Try it: Please give the data again in full, exactly as provided.

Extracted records

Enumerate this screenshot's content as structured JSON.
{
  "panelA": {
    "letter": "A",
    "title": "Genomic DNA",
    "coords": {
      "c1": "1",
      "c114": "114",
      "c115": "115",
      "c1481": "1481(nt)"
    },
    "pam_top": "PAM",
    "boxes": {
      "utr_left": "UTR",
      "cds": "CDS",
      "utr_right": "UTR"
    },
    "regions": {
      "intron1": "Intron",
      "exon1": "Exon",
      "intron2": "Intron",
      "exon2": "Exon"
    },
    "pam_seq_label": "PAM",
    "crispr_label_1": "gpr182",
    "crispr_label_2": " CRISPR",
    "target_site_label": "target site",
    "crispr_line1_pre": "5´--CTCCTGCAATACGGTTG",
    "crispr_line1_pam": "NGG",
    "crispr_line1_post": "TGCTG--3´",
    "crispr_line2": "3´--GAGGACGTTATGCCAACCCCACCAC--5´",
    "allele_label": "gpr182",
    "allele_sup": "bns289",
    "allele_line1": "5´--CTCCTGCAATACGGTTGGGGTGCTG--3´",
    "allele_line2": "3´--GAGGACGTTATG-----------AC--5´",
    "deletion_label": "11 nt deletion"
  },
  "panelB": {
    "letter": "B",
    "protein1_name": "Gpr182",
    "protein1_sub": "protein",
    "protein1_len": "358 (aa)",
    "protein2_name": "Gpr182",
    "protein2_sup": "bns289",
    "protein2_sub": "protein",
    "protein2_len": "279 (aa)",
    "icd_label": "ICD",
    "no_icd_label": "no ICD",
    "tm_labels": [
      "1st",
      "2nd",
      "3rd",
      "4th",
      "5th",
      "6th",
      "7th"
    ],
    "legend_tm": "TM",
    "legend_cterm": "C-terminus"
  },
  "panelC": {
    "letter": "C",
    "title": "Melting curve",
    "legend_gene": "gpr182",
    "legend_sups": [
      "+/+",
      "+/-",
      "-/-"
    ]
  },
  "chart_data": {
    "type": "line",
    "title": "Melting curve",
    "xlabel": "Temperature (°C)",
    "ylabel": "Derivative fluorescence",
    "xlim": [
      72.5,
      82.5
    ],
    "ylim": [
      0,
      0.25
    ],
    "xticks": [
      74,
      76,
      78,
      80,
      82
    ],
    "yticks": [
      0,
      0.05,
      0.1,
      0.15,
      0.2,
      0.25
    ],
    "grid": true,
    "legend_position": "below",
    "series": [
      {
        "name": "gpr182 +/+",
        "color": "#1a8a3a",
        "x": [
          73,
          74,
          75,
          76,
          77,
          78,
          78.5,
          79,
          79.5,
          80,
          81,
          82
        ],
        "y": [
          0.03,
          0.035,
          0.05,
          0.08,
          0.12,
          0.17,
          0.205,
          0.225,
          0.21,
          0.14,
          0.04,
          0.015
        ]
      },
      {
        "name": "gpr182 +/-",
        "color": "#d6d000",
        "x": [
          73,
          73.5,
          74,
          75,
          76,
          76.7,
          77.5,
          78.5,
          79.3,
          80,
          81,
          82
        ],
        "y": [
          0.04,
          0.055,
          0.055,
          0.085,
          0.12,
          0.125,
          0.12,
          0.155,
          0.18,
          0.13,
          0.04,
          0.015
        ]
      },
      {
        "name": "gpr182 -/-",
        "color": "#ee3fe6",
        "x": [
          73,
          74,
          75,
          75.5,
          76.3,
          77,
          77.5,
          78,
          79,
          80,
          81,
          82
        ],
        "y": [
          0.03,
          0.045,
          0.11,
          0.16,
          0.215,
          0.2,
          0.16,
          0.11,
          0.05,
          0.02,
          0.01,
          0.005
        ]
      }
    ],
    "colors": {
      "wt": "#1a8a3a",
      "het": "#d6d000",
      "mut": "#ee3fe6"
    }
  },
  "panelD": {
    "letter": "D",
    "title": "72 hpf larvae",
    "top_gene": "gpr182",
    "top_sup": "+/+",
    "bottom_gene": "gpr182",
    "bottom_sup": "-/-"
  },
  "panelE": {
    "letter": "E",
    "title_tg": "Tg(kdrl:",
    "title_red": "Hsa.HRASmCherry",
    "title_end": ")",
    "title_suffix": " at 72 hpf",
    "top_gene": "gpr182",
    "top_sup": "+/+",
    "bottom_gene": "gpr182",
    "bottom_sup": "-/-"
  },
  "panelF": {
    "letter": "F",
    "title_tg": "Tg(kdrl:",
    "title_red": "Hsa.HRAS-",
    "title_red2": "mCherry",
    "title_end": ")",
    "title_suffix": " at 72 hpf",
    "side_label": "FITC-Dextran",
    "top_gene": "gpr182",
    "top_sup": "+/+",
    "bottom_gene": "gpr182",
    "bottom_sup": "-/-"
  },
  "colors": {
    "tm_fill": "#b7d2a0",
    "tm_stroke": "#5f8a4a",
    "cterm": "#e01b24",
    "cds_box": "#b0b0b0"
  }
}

Answer for the task:
Enumerate this screenshot's content as structured JSON.
{
  "panelA": {
    "letter": "A",
    "title": "Genomic DNA",
    "coords": {
      "c1": "1",
      "c114": "114",
      "c115": "115",
      "c1481": "1481(nt)"
    },
    "pam_top": "PAM",
    "boxes": {
      "utr_left": "UTR",
      "cds": "CDS",
      "utr_right": "UTR"
    },
    "regions": {
      "intron1": "Intron",
      "exon1": "Exon",
      "intron2": "Intron",
      "exon2": "Exon"
    },
    "pam_seq_label": "PAM",
    "crispr_label_1": "gpr182",
    "crispr_label_2": " CRISPR",
    "target_site_label": "target site",
    "crispr_line1_pre": "5´--CTCCTGCAATACGGTTG",
    "crispr_line1_pam": "NGG",
    "crispr_line1_post": "TGCTG--3´",
    "crispr_line2": "3´--GAGGACGTTATGCCAACCCCACCAC--5´",
    "allele_label": "gpr182",
    "allele_sup": "bns289",
    "allele_line1": "5´--CTCCTGCAATACGGTTGGGGTGCTG--3´",
    "allele_line2": "3´--GAGGACGTTATG-----------AC--5´",
    "deletion_label": "11 nt deletion"
  },
  "panelB": {
    "letter": "B",
    "protein1_name": "Gpr182",
    "protein1_sub": "protein",
    "protein1_len": "358 (aa)",
    "protein2_name": "Gpr182",
    "protein2_sup": "bns289",
    "protein2_sub": "protein",
    "protein2_len": "279 (aa)",
    "icd_label": "ICD",
    "no_icd_label": "no ICD",
    "tm_labels": [
      "1st",
      "2nd",
      "3rd",
      "4th",
      "5th",
      "6th",
      "7th"
    ],
    "legend_tm": "TM",
    "legend_cterm": "C-terminus"
  },
  "panelC": {
    "letter": "C",
    "title": "Melting curve",
    "legend_gene": "gpr182",
    "legend_sups": [
      "+/+",
      "+/-",
      "-/-"
    ]
  },
  "chart_data": {
    "type": "line",
    "title": "Melting curve",
    "xlabel": "Temperature (°C)",
    "ylabel": "Derivative fluorescence",
    "xlim": [
      72.5,
      82.5
    ],
    "ylim": [
      0,
      0.25
    ],
    "xticks": [
      74,
      76,
      78,
      80,
      82
    ],
    "yticks": [
      0,
      0.05,
      0.1,
      0.15,
      0.2,
      0.25
    ],
    "grid": true,
    "legend_position": "below",
    "series": [
      {
        "name": "gpr182 +/+",
        "color": "#1a8a3a",
        "x": [
          73,
          74,
          75,
          76,
          77,
          78,
          78.5,
          79,
          79.5,
          80,
          81,
          82
        ],
        "y": [
          0.03,
          0.035,
          0.05,
          0.08,
          0.12,
          0.17,
          0.205,
          0.225,
          0.21,
          0.14,
          0.04,
          0.015
        ]
      },
      {
        "name": "gpr182 +/-",
        "color": "#d6d000",
        "x": [
          73,
          73.5,
          74,
          75,
          76,
          76.7,
          77.5,
          78.5,
          79.3,
          80,
          81,
          82
        ],
        "y": [
          0.04,
          0.055,
          0.055,
          0.085,
          0.12,
          0.125,
          0.12,
          0.155,
          0.18,
          0.13,
          0.04,
          0.015
        ]
      },
      {
        "name": "gpr182 -/-",
        "color": "#ee3fe6",
        "x": [
          73,
          74,
          75,
          75.5,
          76.3,
          77,
          77.5,
          78,
          79,
          80,
          81,
          82
        ],
        "y": [
          0.03,
          0.045,
          0.11,
          0.16,
          0.215,
          0.2,
          0.16,
          0.11,
          0.05,
          0.02,
          0.01,
          0.005
        ]
      }
    ],
    "colors": {
      "wt": "#1a8a3a",
      "het": "#d6d000",
      "mut": "#ee3fe6"
    }
  },
  "panelD": {
    "letter": "D",
    "title": "72 hpf larvae",
    "top_gene": "gpr182",
    "top_sup": "+/+",
    "bottom_gene": "gpr182",
    "bottom_sup": "-/-"
  },
  "panelE": {
    "letter": "E",
    "title_tg": "Tg(kdrl:",
    "title_red": "Hsa.HRASmCherry",
    "title_end": ")",
    "title_suffix": " at 72 hpf",
    "top_gene": "gpr182",
    "top_sup": "+/+",
    "bottom_gene": "gpr182",
    "bottom_sup": "-/-"
  },
  "panelF": {
    "letter": "F",
    "title_tg": "Tg(kdrl:",
    "title_red": "Hsa.HRAS-",
    "title_red2": "mCherry",
    "title_end": ")",
    "title_suffix": " at 72 hpf",
    "side_label": "FITC-Dextran",
    "top_gene": "gpr182",
    "top_sup": "+/+",
    "bottom_gene": "gpr182",
    "bottom_sup": "-/-"
  },
  "colors": {
    "tm_fill": "#b7d2a0",
    "tm_stroke": "#5f8a4a",
    "cterm": "#e01b24",
    "cds_box": "#b0b0b0"
  }
}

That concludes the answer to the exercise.